-- BEGIN --

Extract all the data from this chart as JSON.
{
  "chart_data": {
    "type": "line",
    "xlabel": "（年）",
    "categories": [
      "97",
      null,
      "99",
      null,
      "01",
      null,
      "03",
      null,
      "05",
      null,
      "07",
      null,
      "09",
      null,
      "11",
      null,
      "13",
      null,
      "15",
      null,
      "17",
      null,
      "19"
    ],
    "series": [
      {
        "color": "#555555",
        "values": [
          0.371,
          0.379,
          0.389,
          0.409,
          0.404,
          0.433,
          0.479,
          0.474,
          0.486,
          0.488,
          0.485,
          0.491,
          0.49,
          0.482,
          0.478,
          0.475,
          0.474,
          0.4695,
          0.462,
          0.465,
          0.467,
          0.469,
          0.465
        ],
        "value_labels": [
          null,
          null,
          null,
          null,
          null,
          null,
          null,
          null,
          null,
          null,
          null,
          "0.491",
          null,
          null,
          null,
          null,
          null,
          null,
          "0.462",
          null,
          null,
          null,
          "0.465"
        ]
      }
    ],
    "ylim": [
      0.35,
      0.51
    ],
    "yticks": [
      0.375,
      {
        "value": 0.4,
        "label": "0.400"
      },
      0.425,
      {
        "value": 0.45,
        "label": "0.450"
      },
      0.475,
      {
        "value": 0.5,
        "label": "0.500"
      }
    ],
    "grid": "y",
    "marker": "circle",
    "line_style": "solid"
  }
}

-- END --

**PROBLEM TO SOLVE**: Quote all the records. Keep every word exact.

**ANSWER TO THIS EXERCISE**:
Extract all the data from this chart as JSON.
{
  "chart_data": {
    "type": "line",
    "xlabel": "（年）",
    "categories": [
      "97",
      null,
      "99",
      null,
      "01",
      null,
      "03",
      null,
      "05",
      null,
      "07",
      null,
      "09",
      null,
      "11",
      null,
      "13",
      null,
      "15",
      null,
      "17",
      null,
      "19"
    ],
    "series": [
      {
        "color": "#555555",
        "values": [
          0.371,
          0.379,
          0.389,
          0.409,
          0.404,
          0.433,
          0.479,
          0.474,
          0.486,
          0.488,
          0.485,
          0.491,
          0.49,
          0.482,
          0.478,
          0.475,
          0.474,
          0.4695,
          0.462,
          0.465,
          0.467,
          0.469,
          0.465
        ],
        "value_labels": [
          null,
          null,
          null,
          null,
          null,
          null,
          null,
          null,
          null,
          null,
          null,
          "0.491",
          null,
          null,
          null,
          null,
          null,
          null,
          "0.462",
          null,
          null,
          null,
          "0.465"
        ]
      }
    ],
    "ylim": [
      0.35,
      0.51
    ],
    "yticks": [
      0.375,
      {
        "value": 0.4,
        "label": "0.400"
      },
      0.425,
      {
        "value": 0.45,
        "label": "0.450"
      },
      0.475,
      {
        "value": 0.5,
        "label": "0.500"
      }
    ],
    "grid": "y",
    "marker": "circle",
    "line_style": "solid"
  }
}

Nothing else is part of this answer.